- [Given entries]

——

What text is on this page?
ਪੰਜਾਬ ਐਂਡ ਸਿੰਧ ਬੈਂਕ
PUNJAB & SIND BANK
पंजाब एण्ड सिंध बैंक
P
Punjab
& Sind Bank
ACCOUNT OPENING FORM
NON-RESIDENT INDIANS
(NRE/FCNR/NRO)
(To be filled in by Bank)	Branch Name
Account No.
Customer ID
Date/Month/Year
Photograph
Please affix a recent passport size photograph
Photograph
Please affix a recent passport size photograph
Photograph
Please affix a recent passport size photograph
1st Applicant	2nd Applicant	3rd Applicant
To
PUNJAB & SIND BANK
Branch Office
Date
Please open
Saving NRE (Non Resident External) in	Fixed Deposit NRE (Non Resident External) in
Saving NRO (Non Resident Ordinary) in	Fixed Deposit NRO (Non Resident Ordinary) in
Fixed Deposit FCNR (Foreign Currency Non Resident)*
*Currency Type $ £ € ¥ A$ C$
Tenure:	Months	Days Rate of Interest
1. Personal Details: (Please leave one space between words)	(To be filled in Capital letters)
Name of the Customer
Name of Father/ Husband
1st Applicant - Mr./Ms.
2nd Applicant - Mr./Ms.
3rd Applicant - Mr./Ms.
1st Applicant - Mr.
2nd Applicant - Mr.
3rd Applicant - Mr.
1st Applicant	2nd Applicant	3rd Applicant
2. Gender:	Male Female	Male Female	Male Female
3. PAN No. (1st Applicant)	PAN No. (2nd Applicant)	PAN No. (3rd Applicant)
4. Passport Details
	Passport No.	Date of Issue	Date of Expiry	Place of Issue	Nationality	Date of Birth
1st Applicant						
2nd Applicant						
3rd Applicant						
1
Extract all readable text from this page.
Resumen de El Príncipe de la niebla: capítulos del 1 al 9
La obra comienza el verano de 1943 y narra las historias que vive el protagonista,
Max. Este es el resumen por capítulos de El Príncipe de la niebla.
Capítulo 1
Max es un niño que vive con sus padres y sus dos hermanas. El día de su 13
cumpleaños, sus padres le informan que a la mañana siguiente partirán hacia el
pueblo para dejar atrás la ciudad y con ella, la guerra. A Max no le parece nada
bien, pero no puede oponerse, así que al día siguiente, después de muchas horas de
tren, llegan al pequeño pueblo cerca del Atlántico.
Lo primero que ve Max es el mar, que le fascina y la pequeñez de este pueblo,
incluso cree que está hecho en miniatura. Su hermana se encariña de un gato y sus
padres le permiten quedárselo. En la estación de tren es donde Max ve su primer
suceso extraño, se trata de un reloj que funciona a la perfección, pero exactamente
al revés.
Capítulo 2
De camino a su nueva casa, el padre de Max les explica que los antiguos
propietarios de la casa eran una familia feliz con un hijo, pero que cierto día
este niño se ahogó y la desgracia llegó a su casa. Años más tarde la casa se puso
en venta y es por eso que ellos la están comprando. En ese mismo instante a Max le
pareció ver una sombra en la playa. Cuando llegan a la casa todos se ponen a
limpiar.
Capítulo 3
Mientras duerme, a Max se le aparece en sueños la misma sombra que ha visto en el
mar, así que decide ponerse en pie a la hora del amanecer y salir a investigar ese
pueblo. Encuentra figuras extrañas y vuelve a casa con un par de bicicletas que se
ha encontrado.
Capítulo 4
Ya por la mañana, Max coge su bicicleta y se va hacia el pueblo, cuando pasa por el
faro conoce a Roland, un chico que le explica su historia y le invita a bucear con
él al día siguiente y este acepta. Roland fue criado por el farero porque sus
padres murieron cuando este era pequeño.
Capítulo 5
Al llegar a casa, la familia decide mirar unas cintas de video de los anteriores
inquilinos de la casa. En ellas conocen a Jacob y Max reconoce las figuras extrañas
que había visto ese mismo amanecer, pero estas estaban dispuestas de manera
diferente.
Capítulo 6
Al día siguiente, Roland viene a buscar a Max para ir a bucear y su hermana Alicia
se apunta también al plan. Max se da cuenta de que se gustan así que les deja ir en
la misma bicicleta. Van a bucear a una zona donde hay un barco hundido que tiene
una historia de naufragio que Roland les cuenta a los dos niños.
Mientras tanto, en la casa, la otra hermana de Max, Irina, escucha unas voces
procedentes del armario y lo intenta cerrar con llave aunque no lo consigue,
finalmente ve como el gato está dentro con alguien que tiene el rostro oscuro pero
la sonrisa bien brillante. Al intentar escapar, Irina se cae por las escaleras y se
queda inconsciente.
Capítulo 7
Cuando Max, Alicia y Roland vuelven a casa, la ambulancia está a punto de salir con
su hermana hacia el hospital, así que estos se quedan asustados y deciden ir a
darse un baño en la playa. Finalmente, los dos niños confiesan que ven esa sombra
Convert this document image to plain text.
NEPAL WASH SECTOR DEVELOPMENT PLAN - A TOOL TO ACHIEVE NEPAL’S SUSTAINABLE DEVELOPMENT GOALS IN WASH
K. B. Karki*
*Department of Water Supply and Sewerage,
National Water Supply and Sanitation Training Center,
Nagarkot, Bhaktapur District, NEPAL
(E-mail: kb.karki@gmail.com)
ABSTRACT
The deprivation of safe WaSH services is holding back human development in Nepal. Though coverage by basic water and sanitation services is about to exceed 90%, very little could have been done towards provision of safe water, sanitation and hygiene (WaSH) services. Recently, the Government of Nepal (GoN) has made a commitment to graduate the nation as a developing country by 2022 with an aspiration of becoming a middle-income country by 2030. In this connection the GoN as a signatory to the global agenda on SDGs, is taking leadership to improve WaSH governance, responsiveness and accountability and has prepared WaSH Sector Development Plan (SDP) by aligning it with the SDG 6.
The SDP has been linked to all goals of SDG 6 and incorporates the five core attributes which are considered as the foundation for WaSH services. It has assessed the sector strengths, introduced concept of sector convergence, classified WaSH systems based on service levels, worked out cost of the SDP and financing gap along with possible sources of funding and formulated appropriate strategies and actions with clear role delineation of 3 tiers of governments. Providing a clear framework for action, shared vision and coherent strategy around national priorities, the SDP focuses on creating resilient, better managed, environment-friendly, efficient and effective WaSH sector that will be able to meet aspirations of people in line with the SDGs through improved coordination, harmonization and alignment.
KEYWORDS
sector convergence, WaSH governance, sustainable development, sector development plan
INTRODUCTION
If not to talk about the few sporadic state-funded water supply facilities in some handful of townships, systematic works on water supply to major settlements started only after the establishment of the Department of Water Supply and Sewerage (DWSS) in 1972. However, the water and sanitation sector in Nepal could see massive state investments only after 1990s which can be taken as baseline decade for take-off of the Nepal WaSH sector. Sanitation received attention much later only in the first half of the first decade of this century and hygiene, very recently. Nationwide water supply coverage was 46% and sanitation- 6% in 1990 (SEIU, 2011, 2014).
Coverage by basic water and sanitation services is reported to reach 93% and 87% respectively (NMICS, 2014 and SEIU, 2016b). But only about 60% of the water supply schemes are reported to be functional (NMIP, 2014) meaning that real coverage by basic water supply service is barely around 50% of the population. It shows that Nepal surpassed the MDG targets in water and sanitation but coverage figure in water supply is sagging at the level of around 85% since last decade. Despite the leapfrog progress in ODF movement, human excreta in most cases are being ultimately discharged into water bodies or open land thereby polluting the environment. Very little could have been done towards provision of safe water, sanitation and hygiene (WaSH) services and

——

- [Stated exercise] Restate the whole listing exactly, leaving out nothing.

- [Exercise output]
What text is on this page?
ਪੰਜਾਬ ਐਂਡ ਸਿੰਧ ਬੈਂਕ
PUNJAB & SIND BANK
पंजाब एण्ड सिंध बैंक
P
Punjab
& Sind Bank
ACCOUNT OPENING FORM
NON-RESIDENT INDIANS
(NRE/FCNR/NRO)
(To be filled in by Bank)	Branch Name
Account No.
Customer ID
Date/Month/Year
Photograph
Please affix a recent passport size photograph
Photograph
Please affix a recent passport size photograph
Photograph
Please affix a recent passport size photograph
1st Applicant	2nd Applicant	3rd Applicant
To
PUNJAB & SIND BANK
Branch Office
Date
Please open
Saving NRE (Non Resident External) in	Fixed Deposit NRE (Non Resident External) in
Saving NRO (Non Resident Ordinary) in	Fixed Deposit NRO (Non Resident Ordinary) in
Fixed Deposit FCNR (Foreign Currency Non Resident)*
*Currency Type $ £ € ¥ A$ C$
Tenure:	Months	Days Rate of Interest
1. Personal Details: (Please leave one space between words)	(To be filled in Capital letters)
Name of the Customer
Name of Father/ Husband
1st Applicant - Mr./Ms.
2nd Applicant - Mr./Ms.
3rd Applicant - Mr./Ms.
1st Applicant - Mr.
2nd Applicant - Mr.
3rd Applicant - Mr.
1st Applicant	2nd Applicant	3rd Applicant
2. Gender:	Male Female	Male Female	Male Female
3. PAN No. (1st Applicant)	PAN No. (2nd Applicant)	PAN No. (3rd Applicant)
4. Passport Details
	Passport No.	Date of Issue	Date of Expiry	Place of Issue	Nationality	Date of Birth
1st Applicant						
2nd Applicant						
3rd Applicant						
1
Extract all readable text from this page.
Resumen de El Príncipe de la niebla: capítulos del 1 al 9
La obra comienza el verano de 1943 y narra las historias que vive el protagonista,
Max. Este es el resumen por capítulos de El Príncipe de la niebla.
Capítulo 1
Max es un niño que vive con sus padres y sus dos hermanas. El día de su 13
cumpleaños, sus padres le informan que a la mañana siguiente partirán hacia el
pueblo para dejar atrás la ciudad y con ella, la guerra. A Max no le parece nada
bien, pero no puede oponerse, así que al día siguiente, después de muchas horas de
tren, llegan al pequeño pueblo cerca del Atlántico.
Lo primero que ve Max es el mar, que le fascina y la pequeñez de este pueblo,
incluso cree que está hecho en miniatura. Su hermana se encariña de un gato y sus
padres le permiten quedárselo. En la estación de tren es donde Max ve su primer
suceso extraño, se trata de un reloj que funciona a la perfección, pero exactamente
al revés.
Capítulo 2
De camino a su nueva casa, el padre de Max les explica que los antiguos
propietarios de la casa eran una familia feliz con un hijo, pero que cierto día
este niño se ahogó y la desgracia llegó a su casa. Años más tarde la casa se puso
en venta y es por eso que ellos la están comprando. En ese mismo instante a Max le
pareció ver una sombra en la playa. Cuando llegan a la casa todos se ponen a
limpiar.
Capítulo 3
Mientras duerme, a Max se le aparece en sueños la misma sombra que ha visto en el
mar, así que decide ponerse en pie a la hora del amanecer y salir a investigar ese
pueblo. Encuentra figuras extrañas y vuelve a casa con un par de bicicletas que se
ha encontrado.
Capítulo 4
Ya por la mañana, Max coge su bicicleta y se va hacia el pueblo, cuando pasa por el
faro conoce a Roland, un chico que le explica su historia y le invita a bucear con
él al día siguiente y este acepta. Roland fue criado por el farero porque sus
padres murieron cuando este era pequeño.
Capítulo 5
Al llegar a casa, la familia decide mirar unas cintas de video de los anteriores
inquilinos de la casa. En ellas conocen a Jacob y Max reconoce las figuras extrañas
que había visto ese mismo amanecer, pero estas estaban dispuestas de manera
diferente.
Capítulo 6
Al día siguiente, Roland viene a buscar a Max para ir a bucear y su hermana Alicia
se apunta también al plan. Max se da cuenta de que se gustan así que les deja ir en
la misma bicicleta. Van a bucear a una zona donde hay un barco hundido que tiene
una historia de naufragio que Roland les cuenta a los dos niños.
Mientras tanto, en la casa, la otra hermana de Max, Irina, escucha unas voces
procedentes del armario y lo intenta cerrar con llave aunque no lo consigue,
finalmente ve como el gato está dentro con alguien que tiene el rostro oscuro pero
la sonrisa bien brillante. Al intentar escapar, Irina se cae por las escaleras y se
queda inconsciente.
Capítulo 7
Cuando Max, Alicia y Roland vuelven a casa, la ambulancia está a punto de salir con
su hermana hacia el hospital, así que estos se quedan asustados y deciden ir a
darse un baño en la playa. Finalmente, los dos niños confiesan que ven esa sombra
Convert this document image to plain text.
NEPAL WASH SECTOR DEVELOPMENT PLAN - A TOOL TO ACHIEVE NEPAL’S SUSTAINABLE DEVELOPMENT GOALS IN WASH
K. B. Karki*
*Department of Water Supply and Sewerage,
National Water Supply and Sanitation Training Center,
Nagarkot, Bhaktapur District, NEPAL
(E-mail: kb.karki@gmail.com)
ABSTRACT
The deprivation of safe WaSH services is holding back human development in Nepal. Though coverage by basic water and sanitation services is about to exceed 90%, very little could have been done towards provision of safe water, sanitation and hygiene (WaSH) services. Recently, the Government of Nepal (GoN) has made a commitment to graduate the nation as a developing country by 2022 with an aspiration of becoming a middle-income country by 2030. In this connection the GoN as a signatory to the global agenda on SDGs, is taking leadership to improve WaSH governance, responsiveness and accountability and has prepared WaSH Sector Development Plan (SDP) by aligning it with the SDG 6.
The SDP has been linked to all goals of SDG 6 and incorporates the five core attributes which are considered as the foundation for WaSH services. It has assessed the sector strengths, introduced concept of sector convergence, classified WaSH systems based on service levels, worked out cost of the SDP and financing gap along with possible sources of funding and formulated appropriate strategies and actions with clear role delineation of 3 tiers of governments. Providing a clear framework for action, shared vision and coherent strategy around national priorities, the SDP focuses on creating resilient, better managed, environment-friendly, efficient and effective WaSH sector that will be able to meet aspirations of people in line with the SDGs through improved coordination, harmonization and alignment.
KEYWORDS
sector convergence, WaSH governance, sustainable development, sector development plan
INTRODUCTION
If not to talk about the few sporadic state-funded water supply facilities in some handful of townships, systematic works on water supply to major settlements started only after the establishment of the Department of Water Supply and Sewerage (DWSS) in 1972. However, the water and sanitation sector in Nepal could see massive state investments only after 1990s which can be taken as baseline decade for take-off of the Nepal WaSH sector. Sanitation received attention much later only in the first half of the first decade of this century and hygiene, very recently. Nationwide water supply coverage was 46% and sanitation- 6% in 1990 (SEIU, 2011, 2014).
Coverage by basic water and sanitation services is reported to reach 93% and 87% respectively (NMICS, 2014 and SEIU, 2016b). But only about 60% of the water supply schemes are reported to be functional (NMIP, 2014) meaning that real coverage by basic water supply service is barely around 50% of the population. It shows that Nepal surpassed the MDG targets in water and sanitation but coverage figure in water supply is sagging at the level of around 85% since last decade. Despite the leapfrog progress in ODF movement, human excreta in most cases are being ultimately discharged into water bodies or open land thereby polluting the environment. Very little could have been done towards provision of safe water, sanitation and hygiene (WaSH) services and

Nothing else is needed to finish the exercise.